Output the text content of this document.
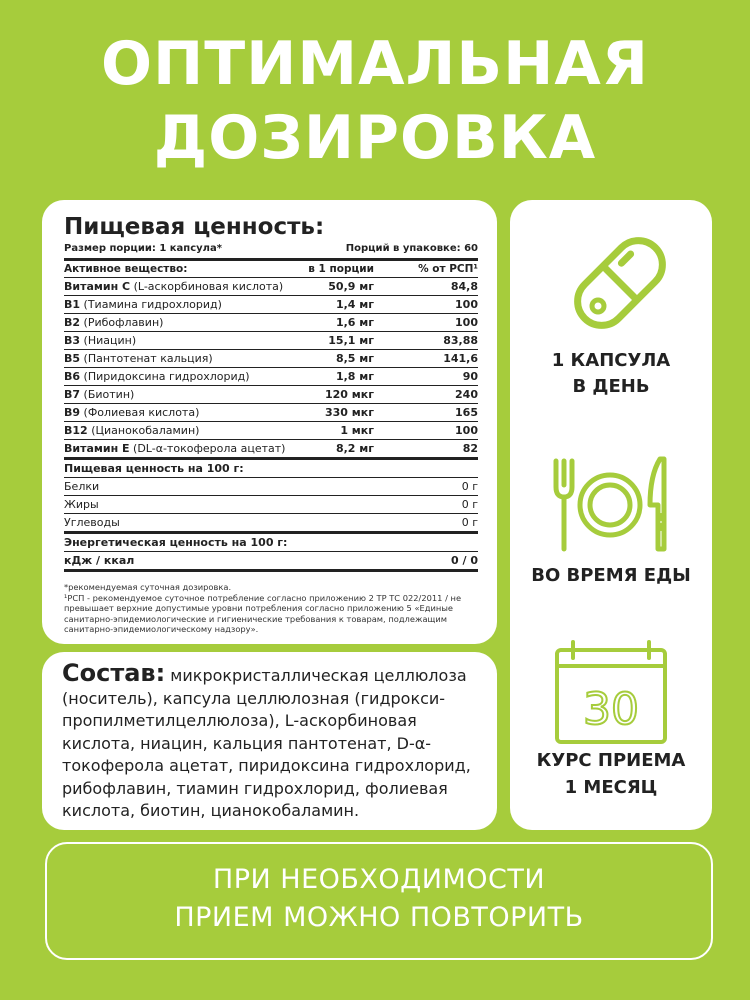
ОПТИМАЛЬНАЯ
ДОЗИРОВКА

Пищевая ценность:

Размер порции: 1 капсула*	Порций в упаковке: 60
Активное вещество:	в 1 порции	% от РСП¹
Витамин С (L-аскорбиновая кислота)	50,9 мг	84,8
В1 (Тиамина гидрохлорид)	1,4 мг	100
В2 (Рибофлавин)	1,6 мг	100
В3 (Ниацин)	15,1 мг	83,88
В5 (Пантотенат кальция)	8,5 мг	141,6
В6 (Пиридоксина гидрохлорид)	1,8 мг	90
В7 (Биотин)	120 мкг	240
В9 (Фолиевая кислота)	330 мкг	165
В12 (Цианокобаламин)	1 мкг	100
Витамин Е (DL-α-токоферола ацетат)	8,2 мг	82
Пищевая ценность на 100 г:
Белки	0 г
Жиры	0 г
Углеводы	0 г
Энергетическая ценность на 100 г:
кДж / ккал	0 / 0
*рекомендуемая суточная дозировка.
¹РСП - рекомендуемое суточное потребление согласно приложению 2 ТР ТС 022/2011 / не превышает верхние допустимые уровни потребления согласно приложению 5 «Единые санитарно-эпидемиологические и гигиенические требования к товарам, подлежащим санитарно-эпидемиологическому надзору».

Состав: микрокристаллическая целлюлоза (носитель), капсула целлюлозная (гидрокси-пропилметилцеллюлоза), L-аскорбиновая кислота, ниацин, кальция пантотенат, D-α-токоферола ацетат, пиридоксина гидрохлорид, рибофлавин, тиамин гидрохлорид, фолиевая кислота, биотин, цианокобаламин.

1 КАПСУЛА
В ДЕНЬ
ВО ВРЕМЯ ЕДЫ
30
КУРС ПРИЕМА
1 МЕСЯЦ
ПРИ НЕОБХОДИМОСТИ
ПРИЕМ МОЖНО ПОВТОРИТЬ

+++

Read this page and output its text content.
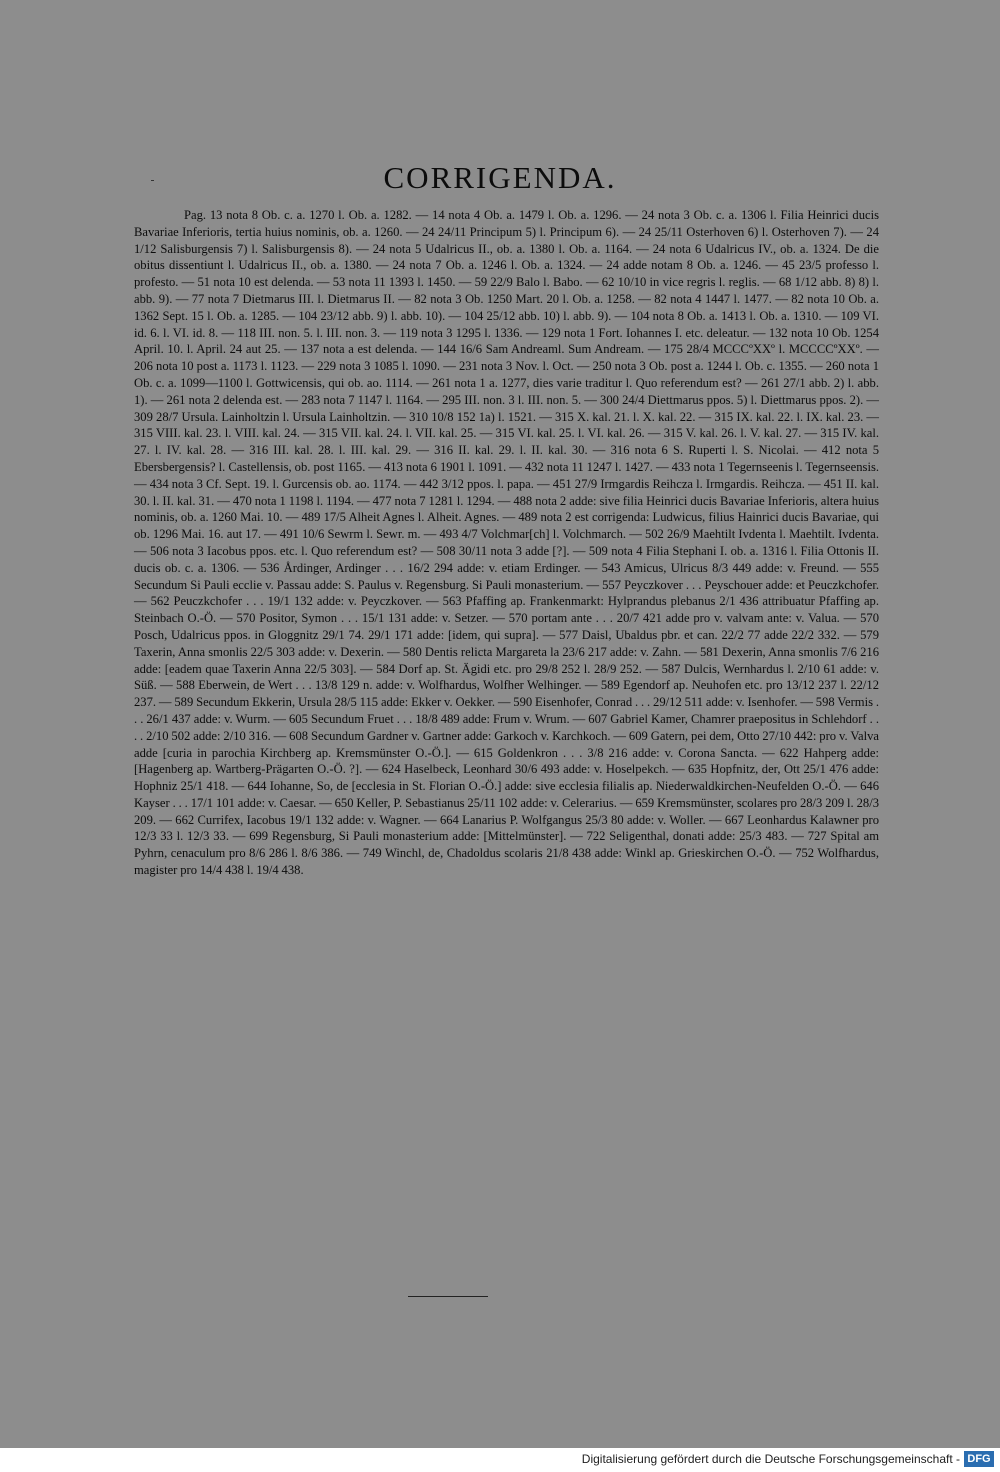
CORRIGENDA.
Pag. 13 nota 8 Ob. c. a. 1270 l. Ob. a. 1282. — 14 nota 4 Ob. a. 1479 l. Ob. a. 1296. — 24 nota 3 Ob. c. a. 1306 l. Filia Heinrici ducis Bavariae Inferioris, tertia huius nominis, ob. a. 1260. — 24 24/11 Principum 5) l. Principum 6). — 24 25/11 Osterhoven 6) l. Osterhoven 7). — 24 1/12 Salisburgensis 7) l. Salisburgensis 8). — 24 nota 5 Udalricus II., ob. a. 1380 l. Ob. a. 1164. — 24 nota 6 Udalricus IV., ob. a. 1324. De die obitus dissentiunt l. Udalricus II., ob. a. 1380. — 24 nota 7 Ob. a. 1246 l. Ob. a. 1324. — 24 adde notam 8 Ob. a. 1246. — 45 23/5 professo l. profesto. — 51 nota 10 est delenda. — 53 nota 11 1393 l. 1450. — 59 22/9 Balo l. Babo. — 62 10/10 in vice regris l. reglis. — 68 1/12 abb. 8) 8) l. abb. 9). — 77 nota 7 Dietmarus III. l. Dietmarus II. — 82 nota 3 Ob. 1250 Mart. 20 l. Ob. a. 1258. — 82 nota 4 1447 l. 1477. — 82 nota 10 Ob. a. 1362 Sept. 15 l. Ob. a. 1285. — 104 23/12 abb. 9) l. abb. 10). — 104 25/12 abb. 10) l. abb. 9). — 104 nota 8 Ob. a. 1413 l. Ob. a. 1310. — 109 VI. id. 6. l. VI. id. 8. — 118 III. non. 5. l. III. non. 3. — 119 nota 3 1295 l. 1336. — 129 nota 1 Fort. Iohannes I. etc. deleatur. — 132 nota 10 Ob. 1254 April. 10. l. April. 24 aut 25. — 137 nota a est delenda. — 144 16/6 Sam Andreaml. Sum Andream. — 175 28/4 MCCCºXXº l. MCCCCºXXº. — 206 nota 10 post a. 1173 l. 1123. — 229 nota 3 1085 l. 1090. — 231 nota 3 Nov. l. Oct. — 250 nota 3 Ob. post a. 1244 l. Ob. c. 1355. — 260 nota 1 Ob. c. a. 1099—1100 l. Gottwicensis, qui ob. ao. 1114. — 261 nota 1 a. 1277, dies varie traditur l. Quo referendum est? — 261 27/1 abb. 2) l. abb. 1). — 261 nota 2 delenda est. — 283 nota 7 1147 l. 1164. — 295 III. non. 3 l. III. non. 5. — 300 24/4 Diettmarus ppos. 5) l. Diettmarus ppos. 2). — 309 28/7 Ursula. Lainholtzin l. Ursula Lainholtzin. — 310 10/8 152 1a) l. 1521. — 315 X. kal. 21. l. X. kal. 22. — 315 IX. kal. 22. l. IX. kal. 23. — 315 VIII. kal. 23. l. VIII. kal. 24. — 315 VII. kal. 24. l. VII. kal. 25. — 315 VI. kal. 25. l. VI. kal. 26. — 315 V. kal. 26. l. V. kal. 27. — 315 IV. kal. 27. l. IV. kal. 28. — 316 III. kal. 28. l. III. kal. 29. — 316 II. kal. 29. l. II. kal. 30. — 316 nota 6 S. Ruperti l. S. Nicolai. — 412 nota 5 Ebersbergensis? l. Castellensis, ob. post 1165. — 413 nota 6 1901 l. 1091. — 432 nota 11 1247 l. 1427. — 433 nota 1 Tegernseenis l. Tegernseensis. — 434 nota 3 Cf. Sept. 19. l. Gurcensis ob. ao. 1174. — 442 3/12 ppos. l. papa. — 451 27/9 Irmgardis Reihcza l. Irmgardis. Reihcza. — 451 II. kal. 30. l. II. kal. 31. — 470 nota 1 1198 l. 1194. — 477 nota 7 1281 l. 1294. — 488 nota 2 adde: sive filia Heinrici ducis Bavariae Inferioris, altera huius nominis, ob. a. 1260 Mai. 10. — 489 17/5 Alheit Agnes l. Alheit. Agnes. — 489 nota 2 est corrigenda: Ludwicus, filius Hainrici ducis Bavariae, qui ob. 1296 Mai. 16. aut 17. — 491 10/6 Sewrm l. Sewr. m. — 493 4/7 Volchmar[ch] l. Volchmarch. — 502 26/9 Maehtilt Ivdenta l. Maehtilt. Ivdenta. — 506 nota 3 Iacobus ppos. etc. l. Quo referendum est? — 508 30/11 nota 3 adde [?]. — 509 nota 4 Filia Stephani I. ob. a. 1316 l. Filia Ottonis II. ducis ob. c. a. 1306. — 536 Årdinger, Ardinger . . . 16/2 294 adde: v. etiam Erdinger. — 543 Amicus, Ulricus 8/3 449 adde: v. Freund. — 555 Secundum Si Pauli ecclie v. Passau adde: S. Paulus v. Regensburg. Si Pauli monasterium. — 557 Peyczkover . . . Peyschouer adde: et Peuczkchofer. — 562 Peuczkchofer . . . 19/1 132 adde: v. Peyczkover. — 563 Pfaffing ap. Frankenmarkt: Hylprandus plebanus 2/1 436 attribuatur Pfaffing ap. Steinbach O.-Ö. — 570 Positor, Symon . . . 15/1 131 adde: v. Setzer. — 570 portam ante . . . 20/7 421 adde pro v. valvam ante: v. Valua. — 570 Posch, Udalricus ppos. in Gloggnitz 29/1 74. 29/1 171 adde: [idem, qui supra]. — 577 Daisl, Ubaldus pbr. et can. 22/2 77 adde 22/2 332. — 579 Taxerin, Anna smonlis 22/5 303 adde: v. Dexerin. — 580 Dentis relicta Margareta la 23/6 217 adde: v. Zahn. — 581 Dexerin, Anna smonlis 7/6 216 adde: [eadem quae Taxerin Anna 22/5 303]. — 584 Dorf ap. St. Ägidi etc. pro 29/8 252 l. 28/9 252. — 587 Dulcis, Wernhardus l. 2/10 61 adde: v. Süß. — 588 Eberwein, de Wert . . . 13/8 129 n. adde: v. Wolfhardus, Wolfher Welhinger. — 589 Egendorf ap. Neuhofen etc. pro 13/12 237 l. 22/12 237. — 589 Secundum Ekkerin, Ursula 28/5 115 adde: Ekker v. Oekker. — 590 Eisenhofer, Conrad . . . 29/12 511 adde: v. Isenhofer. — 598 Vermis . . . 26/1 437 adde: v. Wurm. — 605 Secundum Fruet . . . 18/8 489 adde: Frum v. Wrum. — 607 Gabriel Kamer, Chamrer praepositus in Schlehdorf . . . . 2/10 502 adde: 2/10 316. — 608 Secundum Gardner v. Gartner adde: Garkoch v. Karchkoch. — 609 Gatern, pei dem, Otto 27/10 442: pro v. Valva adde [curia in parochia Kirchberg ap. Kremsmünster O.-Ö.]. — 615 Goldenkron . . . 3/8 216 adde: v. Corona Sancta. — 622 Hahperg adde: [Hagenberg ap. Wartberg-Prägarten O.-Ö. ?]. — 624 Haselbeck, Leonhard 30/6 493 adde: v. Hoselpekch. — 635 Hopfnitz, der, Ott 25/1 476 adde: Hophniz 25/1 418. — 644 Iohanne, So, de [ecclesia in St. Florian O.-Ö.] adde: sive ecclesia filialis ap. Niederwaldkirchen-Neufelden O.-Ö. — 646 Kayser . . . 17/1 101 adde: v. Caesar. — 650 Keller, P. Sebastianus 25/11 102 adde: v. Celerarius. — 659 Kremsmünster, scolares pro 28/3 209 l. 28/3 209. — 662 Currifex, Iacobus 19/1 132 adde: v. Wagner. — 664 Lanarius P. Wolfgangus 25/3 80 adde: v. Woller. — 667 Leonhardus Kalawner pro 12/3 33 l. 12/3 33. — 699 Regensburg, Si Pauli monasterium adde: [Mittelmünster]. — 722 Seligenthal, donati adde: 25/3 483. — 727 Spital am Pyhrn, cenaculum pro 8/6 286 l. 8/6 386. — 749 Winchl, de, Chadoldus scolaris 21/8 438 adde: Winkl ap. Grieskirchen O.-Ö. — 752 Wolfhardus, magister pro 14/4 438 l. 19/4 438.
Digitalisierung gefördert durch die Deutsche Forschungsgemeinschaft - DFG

+++

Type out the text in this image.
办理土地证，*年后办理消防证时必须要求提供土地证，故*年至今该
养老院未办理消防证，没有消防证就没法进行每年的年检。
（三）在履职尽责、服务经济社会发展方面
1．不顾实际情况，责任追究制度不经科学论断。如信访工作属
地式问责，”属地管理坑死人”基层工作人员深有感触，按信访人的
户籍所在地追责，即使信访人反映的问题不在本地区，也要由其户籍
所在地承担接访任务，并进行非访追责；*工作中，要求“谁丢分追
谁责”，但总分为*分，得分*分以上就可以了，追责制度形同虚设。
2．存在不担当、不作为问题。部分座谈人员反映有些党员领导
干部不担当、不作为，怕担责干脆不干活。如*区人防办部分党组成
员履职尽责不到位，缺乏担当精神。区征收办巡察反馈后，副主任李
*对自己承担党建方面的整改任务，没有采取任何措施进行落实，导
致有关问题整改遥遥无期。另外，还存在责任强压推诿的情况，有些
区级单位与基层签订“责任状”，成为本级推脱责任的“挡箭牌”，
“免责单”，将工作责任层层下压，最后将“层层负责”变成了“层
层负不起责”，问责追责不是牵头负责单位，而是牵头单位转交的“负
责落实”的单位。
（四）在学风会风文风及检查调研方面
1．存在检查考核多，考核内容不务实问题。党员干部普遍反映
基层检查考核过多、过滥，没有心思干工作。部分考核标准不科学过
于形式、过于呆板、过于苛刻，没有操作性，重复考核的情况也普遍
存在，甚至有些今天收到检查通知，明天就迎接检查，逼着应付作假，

+++

**WRITTEN PROBLEM**. State how many lines of the material contain the string "content", with no other words.

**RESPONSE**. 2